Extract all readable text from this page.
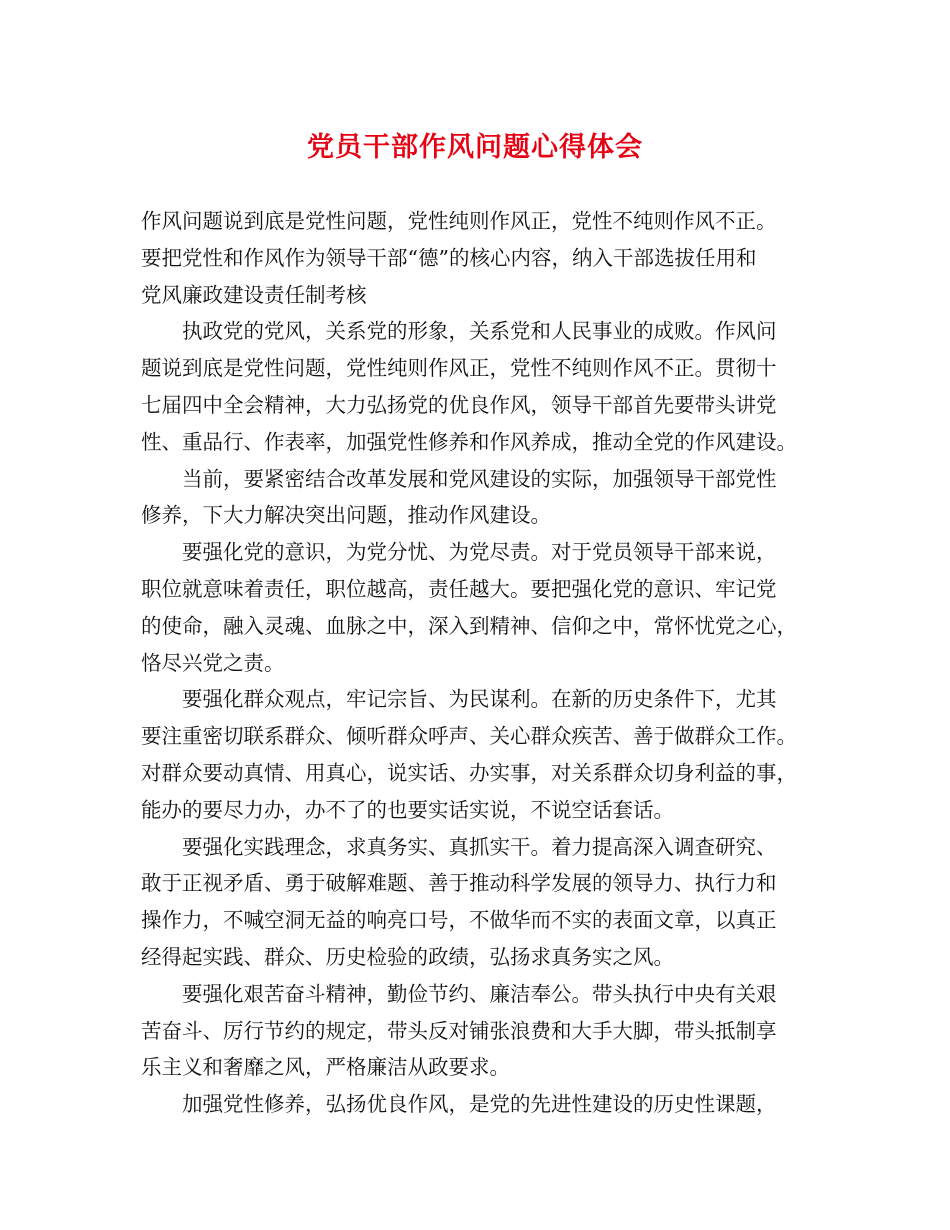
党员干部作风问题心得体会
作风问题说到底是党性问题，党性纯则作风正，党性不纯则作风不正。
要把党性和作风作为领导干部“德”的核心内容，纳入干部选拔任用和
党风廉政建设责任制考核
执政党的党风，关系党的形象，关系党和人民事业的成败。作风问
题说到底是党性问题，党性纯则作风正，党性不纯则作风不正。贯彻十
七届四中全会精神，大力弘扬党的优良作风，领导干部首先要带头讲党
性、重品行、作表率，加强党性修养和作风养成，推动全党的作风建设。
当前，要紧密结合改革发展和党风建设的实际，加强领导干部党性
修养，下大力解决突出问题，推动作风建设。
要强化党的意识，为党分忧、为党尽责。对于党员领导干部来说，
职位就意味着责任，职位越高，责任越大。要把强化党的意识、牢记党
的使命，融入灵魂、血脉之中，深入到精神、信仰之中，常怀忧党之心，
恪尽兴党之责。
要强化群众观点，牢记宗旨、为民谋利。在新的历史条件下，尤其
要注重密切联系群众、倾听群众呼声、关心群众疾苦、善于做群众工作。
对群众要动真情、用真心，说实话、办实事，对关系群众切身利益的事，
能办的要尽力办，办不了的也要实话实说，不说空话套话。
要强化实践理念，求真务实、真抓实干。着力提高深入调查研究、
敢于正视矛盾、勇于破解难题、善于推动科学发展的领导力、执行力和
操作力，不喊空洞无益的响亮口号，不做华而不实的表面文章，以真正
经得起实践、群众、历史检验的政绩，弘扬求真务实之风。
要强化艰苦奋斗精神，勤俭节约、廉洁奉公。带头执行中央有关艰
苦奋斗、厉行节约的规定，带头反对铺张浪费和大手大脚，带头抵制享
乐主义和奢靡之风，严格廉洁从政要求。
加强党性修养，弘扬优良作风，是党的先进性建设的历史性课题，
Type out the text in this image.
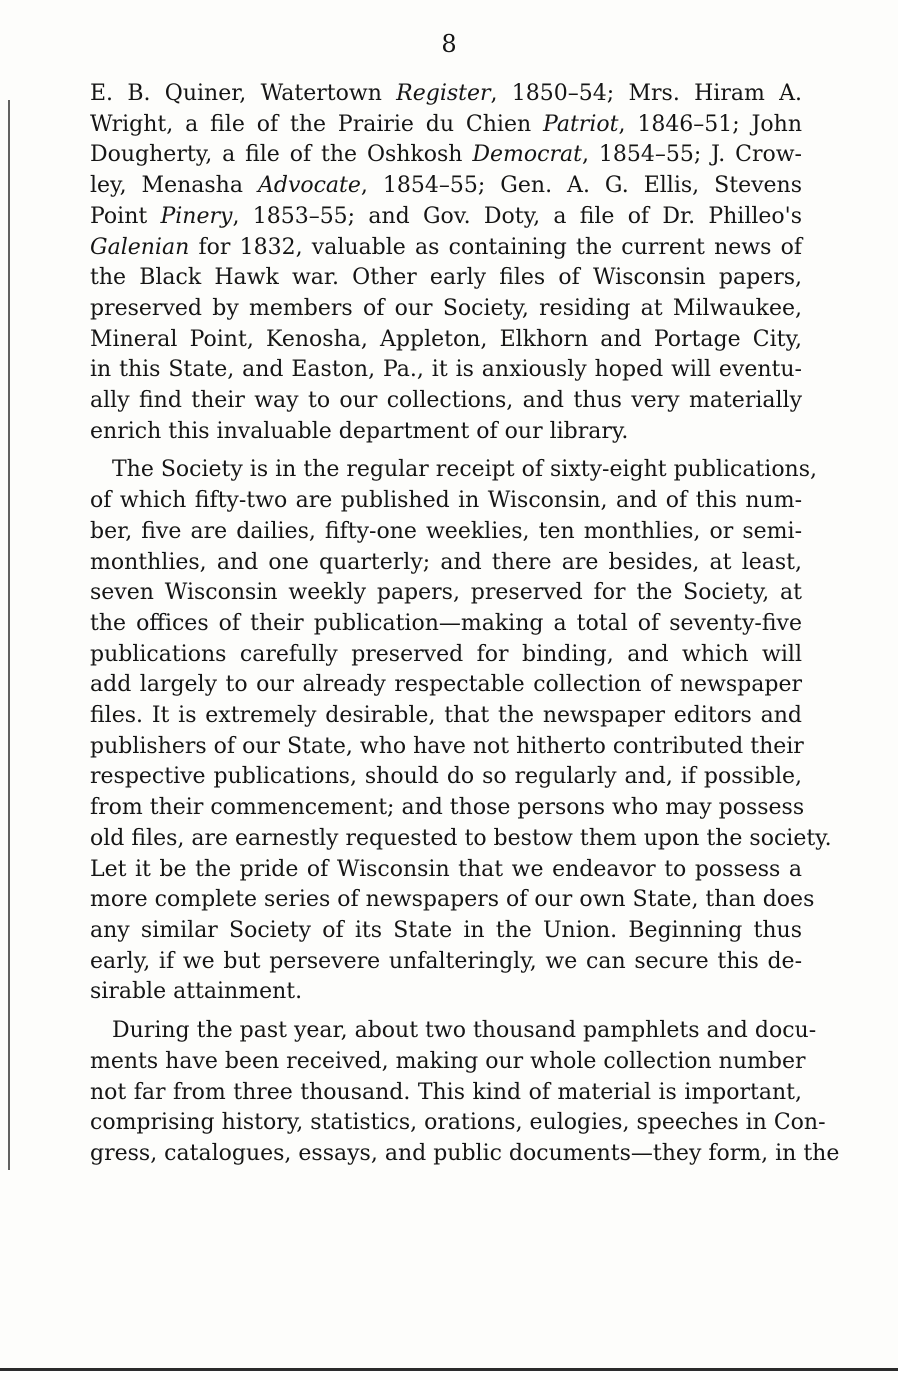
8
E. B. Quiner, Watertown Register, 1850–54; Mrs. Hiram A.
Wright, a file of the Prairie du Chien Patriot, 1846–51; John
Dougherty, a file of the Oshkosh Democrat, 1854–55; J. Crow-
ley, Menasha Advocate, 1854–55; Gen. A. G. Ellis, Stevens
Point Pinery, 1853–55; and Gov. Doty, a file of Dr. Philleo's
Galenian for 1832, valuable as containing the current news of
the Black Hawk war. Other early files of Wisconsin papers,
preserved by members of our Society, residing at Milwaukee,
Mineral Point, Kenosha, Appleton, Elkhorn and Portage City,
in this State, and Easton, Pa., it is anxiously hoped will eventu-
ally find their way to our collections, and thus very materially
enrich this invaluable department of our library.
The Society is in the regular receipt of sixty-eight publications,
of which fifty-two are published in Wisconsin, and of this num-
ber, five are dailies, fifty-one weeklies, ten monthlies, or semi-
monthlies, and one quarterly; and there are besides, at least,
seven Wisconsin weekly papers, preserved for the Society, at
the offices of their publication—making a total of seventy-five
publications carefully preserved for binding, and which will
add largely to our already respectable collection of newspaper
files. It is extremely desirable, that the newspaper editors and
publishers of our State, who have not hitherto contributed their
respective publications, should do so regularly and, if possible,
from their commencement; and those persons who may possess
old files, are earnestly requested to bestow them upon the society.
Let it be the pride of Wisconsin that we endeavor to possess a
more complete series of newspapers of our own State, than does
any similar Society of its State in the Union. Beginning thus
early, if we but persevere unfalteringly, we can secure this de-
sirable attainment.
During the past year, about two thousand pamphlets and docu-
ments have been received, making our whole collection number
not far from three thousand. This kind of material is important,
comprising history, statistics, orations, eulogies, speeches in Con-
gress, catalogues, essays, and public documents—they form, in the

◆ ◆ ◆ ◆ ◆ ◆ ◆

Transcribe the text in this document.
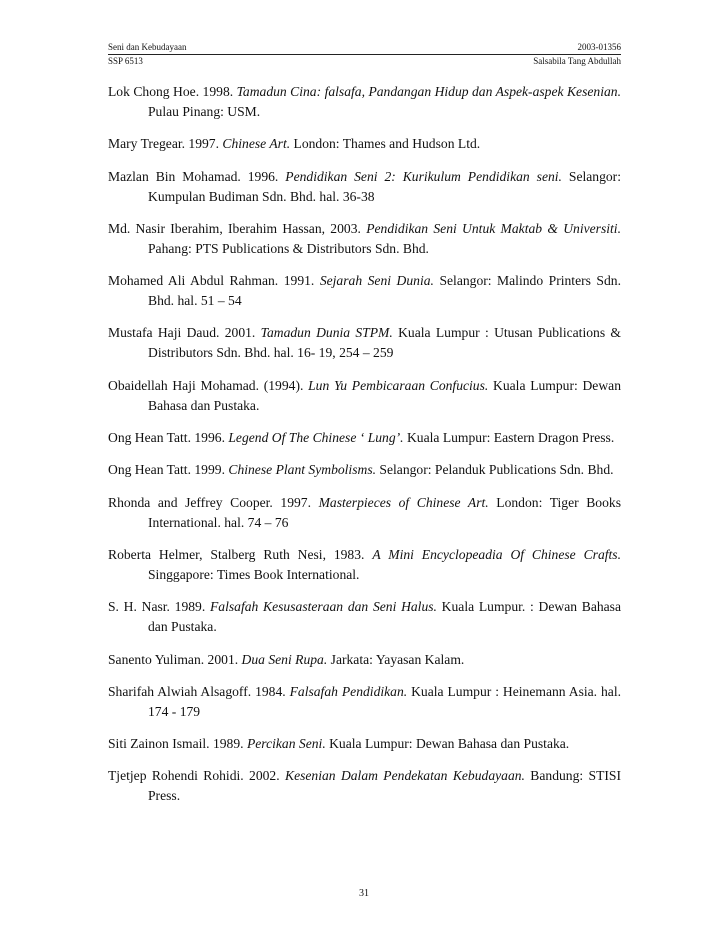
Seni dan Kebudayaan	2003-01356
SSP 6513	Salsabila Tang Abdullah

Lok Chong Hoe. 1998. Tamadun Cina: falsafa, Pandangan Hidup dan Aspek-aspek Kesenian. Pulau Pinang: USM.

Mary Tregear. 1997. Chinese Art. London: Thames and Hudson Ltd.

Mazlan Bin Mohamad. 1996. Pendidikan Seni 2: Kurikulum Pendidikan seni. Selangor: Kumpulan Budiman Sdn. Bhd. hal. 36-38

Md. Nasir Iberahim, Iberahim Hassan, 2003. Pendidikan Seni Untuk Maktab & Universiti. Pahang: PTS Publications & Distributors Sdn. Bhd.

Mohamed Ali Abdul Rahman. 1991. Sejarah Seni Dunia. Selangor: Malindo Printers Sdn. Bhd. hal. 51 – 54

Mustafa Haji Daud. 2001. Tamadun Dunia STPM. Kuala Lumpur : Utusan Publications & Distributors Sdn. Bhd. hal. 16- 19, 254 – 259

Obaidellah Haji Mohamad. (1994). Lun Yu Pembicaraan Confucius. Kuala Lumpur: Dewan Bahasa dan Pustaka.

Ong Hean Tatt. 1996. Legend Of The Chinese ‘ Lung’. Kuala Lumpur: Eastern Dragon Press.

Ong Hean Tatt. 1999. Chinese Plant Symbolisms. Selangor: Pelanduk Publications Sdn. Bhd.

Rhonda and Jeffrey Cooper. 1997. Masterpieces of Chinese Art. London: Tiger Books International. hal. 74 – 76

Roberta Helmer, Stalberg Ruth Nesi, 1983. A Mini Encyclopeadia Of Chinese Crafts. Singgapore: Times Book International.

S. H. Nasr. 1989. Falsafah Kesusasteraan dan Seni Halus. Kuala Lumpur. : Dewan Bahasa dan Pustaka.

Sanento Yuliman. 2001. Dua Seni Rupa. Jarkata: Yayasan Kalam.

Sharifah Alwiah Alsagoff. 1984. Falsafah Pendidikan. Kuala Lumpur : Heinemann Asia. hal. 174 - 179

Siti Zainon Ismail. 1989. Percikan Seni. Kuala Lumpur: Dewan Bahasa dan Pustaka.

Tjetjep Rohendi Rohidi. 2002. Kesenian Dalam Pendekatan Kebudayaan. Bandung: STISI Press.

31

◆ ◆ ◆ ◆ ◆ ◆ ◆

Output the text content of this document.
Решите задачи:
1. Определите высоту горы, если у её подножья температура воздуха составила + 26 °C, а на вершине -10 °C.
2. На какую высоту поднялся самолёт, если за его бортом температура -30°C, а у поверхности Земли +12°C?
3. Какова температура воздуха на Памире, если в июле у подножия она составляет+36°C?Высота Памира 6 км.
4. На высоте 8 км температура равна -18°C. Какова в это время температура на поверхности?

◆ ◆ ◆ ◆ ◆ ◆ ◆

## [REQUIREMENTS]
Find the word "early" in the material, then list each line that holds it.

## [COMPLETE RESPONSE]
the Black Hawk war. Other early files of Wisconsin papers,
early, if we but persevere unfalteringly, we can secure this de-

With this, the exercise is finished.